Extracts from a graphics dataset:
########################################
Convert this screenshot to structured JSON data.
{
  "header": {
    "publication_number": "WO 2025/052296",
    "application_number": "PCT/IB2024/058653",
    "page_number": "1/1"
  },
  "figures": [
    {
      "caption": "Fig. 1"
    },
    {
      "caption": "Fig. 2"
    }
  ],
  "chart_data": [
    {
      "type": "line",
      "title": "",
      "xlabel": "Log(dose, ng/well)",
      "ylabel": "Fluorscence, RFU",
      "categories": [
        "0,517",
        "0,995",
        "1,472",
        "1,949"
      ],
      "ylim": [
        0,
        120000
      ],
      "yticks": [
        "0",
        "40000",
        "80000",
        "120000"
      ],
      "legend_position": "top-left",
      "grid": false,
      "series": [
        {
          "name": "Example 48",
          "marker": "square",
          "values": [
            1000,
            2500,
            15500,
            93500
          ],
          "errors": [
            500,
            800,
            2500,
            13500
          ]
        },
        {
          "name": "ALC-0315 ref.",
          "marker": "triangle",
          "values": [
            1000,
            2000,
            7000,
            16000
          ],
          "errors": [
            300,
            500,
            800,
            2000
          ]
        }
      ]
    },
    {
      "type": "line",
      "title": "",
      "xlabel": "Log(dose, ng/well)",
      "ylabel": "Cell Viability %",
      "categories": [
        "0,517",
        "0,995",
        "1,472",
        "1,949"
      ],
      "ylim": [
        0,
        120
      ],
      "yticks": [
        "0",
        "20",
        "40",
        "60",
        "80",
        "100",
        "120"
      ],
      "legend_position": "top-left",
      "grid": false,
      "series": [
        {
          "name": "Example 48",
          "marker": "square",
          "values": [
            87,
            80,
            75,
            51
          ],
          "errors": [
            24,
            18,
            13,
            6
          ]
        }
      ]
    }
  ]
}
########################################
TASK TO COMPLETE
Copy out each record, keeping every word as it is.

EXERCISE SOLUTION
Convert this screenshot to structured JSON data.
{
  "header": {
    "publication_number": "WO 2025/052296",
    "application_number": "PCT/IB2024/058653",
    "page_number": "1/1"
  },
  "figures": [
    {
      "caption": "Fig. 1"
    },
    {
      "caption": "Fig. 2"
    }
  ],
  "chart_data": [
    {
      "type": "line",
      "title": "",
      "xlabel": "Log(dose, ng/well)",
      "ylabel": "Fluorscence, RFU",
      "categories": [
        "0,517",
        "0,995",
        "1,472",
        "1,949"
      ],
      "ylim": [
        0,
        120000
      ],
      "yticks": [
        "0",
        "40000",
        "80000",
        "120000"
      ],
      "legend_position": "top-left",
      "grid": false,
      "series": [
        {
          "name": "Example 48",
          "marker": "square",
          "values": [
            1000,
            2500,
            15500,
            93500
          ],
          "errors": [
            500,
            800,
            2500,
            13500
          ]
        },
        {
          "name": "ALC-0315 ref.",
          "marker": "triangle",
          "values": [
            1000,
            2000,
            7000,
            16000
          ],
          "errors": [
            300,
            500,
            800,
            2000
          ]
        }
      ]
    },
    {
      "type": "line",
      "title": "",
      "xlabel": "Log(dose, ng/well)",
      "ylabel": "Cell Viability %",
      "categories": [
        "0,517",
        "0,995",
        "1,472",
        "1,949"
      ],
      "ylim": [
        0,
        120
      ],
      "yticks": [
        "0",
        "20",
        "40",
        "60",
        "80",
        "100",
        "120"
      ],
      "legend_position": "top-left",
      "grid": false,
      "series": [
        {
          "name": "Example 48",
          "marker": "square",
          "values": [
            87,
            80,
            75,
            51
          ],
          "errors": [
            24,
            18,
            13,
            6
          ]
        }
      ]
    }
  ]
}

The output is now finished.